# Showing Off My Set Up (again!)



## MildredM (Feb 13, 2017)

I don't think I have done any showing off much lately 😊


----------



## Philip HN (Nov 7, 2019)

I don't think I've noticed the little mirror before. Nice. I'm sort-of drawn to the idea but I'm not sure if I could get away with it.


----------



## MildredM (Feb 13, 2017)

Philip HN said:


> I don't think I've noticed the little mirror before. Nice. I'm sort-of drawn to the idea but I'm not sure if I could get away with it.


 Get it on your Christmas List (that is how I acquired mine) 😉


----------



## MediumRoastSteam (Jul 7, 2015)

@MildredM - with two Portafilters in flight, how do you keep them both hot to match the group temperature at the time of the pull?


----------



## MildredM (Feb 13, 2017)

MediumRoastSteam said:


> @MildredM - with two Portafilters in flight, how do you keep them both hot to match the group temperature at the time of the pull?


 One lives on top, on the hottest bit of the top lid, it isn't ever quite as hot as the one in the group but by the time that one is off, beans weighed and everything prepared it is already cooling slightly. Having tested and blind tasted numerous shots there isn't any discernible difference in taste imo. Shots times too are usually identical.


----------



## mctrials23 (May 8, 2017)

Im not jealous, you're jealous!

Have you got your eye on one of the LR24's Mildred?


----------



## Nicknak (Aug 10, 2018)

MildredM said:


> I don't think I have done any showing off much lately 😊
> 
> View attachment 46259


 Wow that toggle switch looks amazing , so shiny 😂


----------



## MildredM (Feb 13, 2017)

mctrials23 said:


> Have you got your eye on one of the LR24's Mildred?


 Oh look. Is that the time . . . . *

*DO NOT put ideas into my head in future please!!!!!!!!!!!!!!!!!!!!!!!!!!!!!!


----------



## MildredM (Feb 13, 2017)

Nicknak said:


> Wow that toggle switch looks amazing , so shiny 😂


 Yes, it is - just like my lovely tamper-to-be-here-soon-handle!!!!!!!!


----------



## Nicknak (Aug 10, 2018)

MildredM said:


> Yes, it is - just like my lovely tamper-to-be-here-soon-handle!!!!!!!!


 Glad you reminded me 😬 .... might have to sneak off to the workshop


----------



## mctrials23 (May 8, 2017)

MildredM said:


> Oh look. Is that the time . . . . *
> 
> *DO NOT put ideas into my head in future please!!!!!!!!!!!!!!!!!!!!!!!!!!!!!!


 Nah you're right, you don't need that silent operation or the tasty new stamped logo.


----------



## Andyz (Oct 28, 2018)

WOW talk about when you've got it flaunt it..... Lovely setup 😍


----------

■ EXTRACTED DATA:
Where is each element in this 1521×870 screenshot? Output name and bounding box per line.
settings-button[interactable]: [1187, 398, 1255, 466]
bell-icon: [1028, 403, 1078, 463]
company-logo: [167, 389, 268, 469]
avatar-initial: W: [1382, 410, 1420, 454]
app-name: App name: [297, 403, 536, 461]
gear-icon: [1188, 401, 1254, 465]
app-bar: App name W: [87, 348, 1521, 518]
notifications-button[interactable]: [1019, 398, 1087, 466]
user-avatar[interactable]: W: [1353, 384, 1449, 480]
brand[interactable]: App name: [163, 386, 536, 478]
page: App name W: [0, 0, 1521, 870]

...

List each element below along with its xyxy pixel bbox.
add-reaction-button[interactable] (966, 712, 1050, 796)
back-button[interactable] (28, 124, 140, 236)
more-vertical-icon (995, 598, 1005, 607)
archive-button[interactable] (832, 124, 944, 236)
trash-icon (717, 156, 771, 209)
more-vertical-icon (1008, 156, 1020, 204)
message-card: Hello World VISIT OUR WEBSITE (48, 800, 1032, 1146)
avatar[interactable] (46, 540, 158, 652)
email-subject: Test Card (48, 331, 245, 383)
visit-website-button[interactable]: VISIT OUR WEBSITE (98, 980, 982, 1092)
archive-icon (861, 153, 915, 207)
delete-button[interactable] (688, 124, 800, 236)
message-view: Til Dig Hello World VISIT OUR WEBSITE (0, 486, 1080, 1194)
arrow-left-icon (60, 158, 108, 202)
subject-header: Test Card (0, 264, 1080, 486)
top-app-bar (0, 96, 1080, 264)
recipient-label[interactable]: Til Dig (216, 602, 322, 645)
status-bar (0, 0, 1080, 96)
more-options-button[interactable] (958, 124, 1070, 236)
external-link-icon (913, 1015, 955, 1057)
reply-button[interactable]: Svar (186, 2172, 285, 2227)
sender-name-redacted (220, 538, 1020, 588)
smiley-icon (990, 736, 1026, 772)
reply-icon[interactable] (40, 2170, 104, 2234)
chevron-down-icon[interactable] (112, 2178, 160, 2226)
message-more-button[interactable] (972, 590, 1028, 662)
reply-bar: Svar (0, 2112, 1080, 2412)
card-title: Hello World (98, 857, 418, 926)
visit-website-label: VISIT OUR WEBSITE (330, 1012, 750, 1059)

■ REQUIRED WORK:
1) Rewrite the forum thread's paragraph beginning "One lives on top" as a short bulleted list that keeps its main facts.
2) In the forum thread, how does MildredM say the little mirror was acquired?

■ ANSWERS PROVIDED:
1)
- One portafilter lives on the hottest part of the top lid. It is never quite as hot as the one in the group.
- By the time the grouped one is off, the beans are weighed and everything is prepared, it is already cooling slightly.
- After numerous tested and blind-tasted shots, there is no discernible difference in taste.
- Shot times are usually identical too.

2) Through a Christmas list.